##### Entries supplied
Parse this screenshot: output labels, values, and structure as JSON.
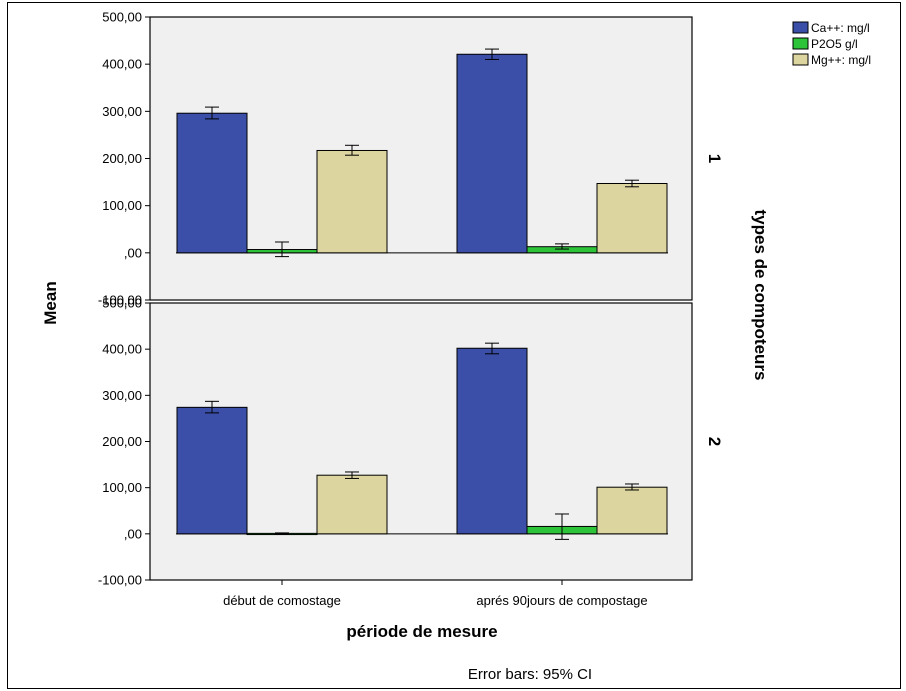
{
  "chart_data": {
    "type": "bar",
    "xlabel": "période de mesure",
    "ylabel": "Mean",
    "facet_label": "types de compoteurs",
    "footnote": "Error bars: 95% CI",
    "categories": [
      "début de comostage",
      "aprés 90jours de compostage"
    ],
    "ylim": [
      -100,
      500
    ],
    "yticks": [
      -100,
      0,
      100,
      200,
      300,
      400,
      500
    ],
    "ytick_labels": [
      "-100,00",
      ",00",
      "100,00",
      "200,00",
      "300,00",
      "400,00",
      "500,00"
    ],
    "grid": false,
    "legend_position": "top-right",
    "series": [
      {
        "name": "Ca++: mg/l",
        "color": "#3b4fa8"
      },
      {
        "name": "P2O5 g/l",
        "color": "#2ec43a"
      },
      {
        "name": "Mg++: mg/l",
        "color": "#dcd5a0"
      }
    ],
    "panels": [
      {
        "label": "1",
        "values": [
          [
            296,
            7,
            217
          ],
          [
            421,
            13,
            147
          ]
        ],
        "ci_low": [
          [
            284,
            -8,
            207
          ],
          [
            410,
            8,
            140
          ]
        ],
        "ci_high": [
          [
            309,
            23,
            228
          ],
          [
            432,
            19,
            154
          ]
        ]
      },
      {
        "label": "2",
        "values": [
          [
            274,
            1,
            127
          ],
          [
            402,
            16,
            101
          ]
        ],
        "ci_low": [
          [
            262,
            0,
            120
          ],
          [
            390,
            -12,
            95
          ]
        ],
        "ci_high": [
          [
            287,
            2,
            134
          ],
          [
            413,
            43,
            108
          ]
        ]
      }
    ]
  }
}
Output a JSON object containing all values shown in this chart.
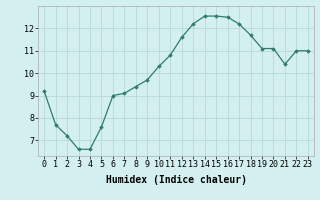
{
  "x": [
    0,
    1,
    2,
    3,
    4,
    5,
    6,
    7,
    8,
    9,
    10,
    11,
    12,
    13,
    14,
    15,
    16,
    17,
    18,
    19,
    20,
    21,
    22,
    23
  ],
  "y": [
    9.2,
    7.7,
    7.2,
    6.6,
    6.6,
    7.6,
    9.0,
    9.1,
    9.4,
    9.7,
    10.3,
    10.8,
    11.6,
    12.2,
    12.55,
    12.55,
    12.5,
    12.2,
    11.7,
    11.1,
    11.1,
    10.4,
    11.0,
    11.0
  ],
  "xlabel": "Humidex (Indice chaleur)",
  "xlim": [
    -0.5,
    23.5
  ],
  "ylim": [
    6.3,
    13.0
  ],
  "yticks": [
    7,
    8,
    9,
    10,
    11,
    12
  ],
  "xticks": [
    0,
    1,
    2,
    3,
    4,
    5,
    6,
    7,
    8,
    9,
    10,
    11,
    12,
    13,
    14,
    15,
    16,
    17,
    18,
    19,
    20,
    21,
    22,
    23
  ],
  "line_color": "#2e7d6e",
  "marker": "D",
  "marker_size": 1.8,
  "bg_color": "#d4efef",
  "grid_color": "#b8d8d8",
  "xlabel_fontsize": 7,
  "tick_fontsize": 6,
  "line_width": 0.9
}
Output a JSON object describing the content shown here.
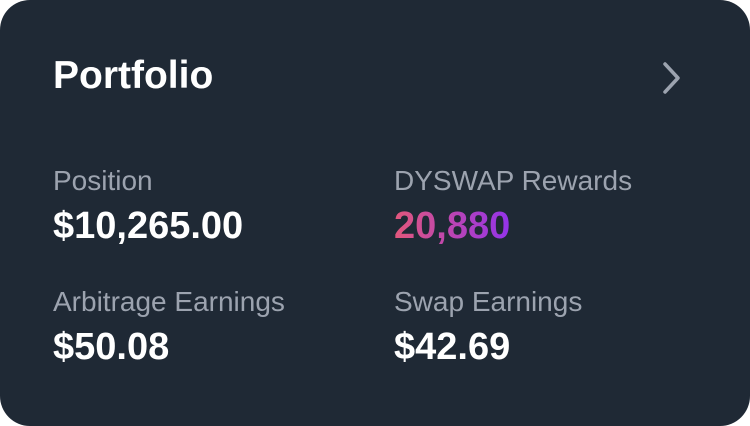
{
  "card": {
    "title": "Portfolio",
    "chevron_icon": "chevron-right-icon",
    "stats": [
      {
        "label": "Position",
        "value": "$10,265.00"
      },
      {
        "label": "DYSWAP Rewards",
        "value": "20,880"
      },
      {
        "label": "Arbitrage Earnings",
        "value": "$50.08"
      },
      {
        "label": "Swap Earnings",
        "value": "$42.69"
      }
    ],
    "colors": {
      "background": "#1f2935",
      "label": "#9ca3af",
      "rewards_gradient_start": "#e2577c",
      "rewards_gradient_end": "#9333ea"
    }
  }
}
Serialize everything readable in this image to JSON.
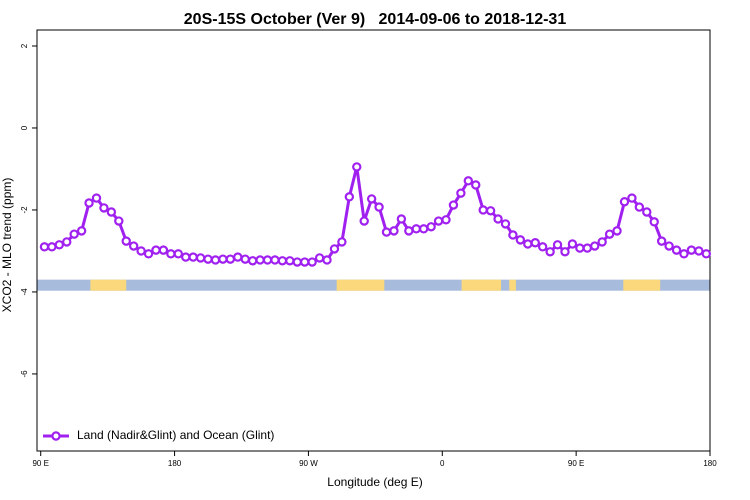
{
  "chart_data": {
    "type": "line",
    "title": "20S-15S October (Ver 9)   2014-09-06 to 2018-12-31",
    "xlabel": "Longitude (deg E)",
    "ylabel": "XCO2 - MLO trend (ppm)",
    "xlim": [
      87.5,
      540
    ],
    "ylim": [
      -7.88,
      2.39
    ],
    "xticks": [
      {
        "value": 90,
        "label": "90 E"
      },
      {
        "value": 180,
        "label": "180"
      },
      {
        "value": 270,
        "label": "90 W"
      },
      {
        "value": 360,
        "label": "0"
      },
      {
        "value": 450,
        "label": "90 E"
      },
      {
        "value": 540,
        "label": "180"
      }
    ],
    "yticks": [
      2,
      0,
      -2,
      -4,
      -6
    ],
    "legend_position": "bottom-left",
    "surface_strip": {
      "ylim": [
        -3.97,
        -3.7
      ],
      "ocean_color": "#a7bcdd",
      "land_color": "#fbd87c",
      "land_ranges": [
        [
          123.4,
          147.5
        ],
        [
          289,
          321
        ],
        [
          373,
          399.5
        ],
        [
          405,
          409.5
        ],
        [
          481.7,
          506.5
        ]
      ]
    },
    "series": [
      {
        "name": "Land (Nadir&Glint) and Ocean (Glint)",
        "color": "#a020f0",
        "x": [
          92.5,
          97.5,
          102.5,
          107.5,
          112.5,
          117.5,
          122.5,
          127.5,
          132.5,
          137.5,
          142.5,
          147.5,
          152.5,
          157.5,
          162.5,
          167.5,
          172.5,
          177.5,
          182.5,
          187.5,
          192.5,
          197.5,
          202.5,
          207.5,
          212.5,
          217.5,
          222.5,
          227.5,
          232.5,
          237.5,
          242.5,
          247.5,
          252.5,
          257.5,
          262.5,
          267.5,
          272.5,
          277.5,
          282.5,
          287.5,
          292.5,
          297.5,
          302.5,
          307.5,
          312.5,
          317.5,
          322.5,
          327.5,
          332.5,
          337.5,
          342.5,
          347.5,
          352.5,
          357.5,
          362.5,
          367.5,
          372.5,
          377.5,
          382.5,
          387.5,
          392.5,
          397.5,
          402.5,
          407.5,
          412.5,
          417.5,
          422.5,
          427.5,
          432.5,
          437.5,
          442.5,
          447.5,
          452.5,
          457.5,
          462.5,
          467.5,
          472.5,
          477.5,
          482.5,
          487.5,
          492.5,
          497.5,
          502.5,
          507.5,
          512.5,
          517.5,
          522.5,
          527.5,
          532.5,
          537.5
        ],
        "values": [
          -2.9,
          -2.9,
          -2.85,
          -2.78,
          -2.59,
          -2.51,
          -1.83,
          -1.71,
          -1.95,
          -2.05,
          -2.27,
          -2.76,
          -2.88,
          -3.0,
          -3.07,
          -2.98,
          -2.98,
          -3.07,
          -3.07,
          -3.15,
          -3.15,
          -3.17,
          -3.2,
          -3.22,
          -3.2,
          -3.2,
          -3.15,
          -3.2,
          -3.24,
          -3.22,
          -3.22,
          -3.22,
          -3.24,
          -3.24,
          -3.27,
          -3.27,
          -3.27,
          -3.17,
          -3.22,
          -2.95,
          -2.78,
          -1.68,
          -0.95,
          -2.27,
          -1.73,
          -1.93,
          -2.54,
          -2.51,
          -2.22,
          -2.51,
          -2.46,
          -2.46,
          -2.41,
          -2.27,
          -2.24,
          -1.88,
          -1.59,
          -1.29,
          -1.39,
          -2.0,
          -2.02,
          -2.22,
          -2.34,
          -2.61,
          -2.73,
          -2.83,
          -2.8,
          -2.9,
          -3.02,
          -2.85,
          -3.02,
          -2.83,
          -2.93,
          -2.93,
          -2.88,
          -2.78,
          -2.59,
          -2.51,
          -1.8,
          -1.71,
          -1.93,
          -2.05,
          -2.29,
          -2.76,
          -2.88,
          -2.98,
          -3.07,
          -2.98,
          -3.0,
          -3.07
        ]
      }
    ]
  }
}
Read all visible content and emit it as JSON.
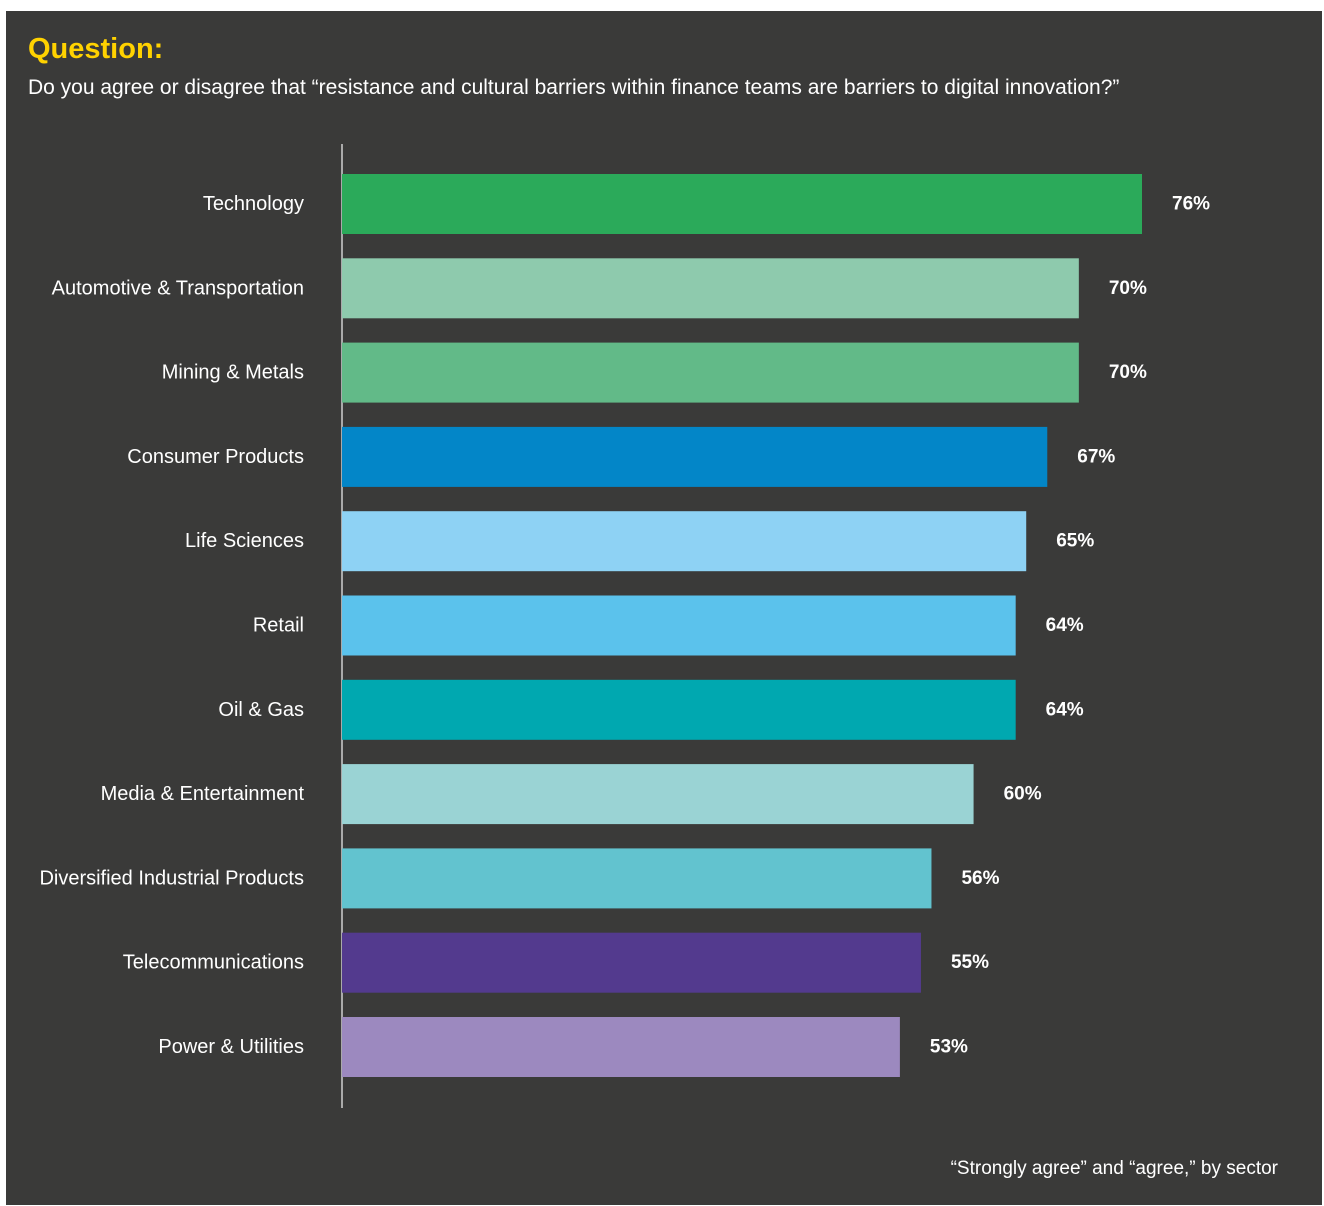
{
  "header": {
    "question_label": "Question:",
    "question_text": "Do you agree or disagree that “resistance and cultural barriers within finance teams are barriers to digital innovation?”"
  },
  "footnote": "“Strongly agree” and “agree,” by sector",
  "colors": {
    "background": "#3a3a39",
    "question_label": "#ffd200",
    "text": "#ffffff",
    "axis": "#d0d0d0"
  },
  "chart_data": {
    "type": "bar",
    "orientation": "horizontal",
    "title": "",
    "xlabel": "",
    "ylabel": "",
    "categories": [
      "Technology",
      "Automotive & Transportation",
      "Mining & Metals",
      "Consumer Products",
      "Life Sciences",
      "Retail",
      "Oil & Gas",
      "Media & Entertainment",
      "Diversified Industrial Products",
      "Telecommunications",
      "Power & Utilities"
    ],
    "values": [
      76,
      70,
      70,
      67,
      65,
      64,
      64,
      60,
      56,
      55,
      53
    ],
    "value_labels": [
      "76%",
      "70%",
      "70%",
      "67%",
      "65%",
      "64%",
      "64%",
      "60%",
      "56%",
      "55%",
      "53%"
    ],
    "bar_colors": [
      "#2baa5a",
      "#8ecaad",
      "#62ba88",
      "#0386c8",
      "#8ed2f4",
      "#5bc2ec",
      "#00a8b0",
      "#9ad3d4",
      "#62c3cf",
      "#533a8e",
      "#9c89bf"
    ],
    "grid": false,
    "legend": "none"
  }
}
##########
Tell how many lines of the records above hold the string "agree". Give no other text.

2